_INSTRUCTION_:
Single out the lines that include the word "this". Copy them.
————————
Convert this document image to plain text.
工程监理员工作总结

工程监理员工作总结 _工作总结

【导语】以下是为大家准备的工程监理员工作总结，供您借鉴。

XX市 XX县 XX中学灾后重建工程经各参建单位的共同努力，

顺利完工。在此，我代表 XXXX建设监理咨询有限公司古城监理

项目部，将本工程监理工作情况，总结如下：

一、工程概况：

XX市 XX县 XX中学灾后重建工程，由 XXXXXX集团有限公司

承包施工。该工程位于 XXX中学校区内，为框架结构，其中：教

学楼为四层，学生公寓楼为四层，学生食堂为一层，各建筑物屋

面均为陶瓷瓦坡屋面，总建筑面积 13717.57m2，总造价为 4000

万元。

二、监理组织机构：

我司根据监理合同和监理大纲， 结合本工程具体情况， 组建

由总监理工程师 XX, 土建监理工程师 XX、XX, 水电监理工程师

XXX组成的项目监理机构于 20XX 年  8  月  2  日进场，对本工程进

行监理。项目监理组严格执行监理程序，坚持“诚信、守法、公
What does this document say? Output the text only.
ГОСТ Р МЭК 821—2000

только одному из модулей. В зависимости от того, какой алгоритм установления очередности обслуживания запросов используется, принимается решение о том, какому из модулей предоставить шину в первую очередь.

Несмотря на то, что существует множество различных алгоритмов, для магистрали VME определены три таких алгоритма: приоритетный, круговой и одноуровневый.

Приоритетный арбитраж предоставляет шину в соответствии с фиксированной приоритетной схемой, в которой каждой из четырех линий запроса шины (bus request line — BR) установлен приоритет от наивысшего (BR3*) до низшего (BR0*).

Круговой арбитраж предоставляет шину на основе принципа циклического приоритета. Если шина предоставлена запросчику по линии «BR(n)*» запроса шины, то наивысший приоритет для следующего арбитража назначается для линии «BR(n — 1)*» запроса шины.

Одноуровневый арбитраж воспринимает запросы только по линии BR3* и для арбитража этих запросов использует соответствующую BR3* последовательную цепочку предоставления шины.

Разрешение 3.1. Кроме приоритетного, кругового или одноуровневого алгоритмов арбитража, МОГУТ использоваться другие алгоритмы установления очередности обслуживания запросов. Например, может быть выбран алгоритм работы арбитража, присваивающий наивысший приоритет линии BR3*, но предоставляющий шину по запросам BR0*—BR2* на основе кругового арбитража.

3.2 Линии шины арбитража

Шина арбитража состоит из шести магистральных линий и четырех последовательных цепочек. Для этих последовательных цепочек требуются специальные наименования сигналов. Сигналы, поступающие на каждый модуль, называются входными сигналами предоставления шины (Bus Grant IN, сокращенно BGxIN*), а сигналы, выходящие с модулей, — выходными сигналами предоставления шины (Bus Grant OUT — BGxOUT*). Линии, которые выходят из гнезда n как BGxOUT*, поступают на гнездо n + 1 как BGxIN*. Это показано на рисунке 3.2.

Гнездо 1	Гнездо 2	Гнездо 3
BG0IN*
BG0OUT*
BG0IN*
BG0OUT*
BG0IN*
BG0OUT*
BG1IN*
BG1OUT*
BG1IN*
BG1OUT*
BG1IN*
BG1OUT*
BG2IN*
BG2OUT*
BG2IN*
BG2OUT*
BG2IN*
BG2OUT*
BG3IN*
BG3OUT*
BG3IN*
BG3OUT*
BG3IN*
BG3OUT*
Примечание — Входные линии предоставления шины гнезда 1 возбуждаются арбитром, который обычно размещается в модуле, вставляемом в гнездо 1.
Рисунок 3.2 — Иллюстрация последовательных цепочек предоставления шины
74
————————
_TASK SOLUTION_:
Convert this document image to plain text.
What does this document say? Output the text only.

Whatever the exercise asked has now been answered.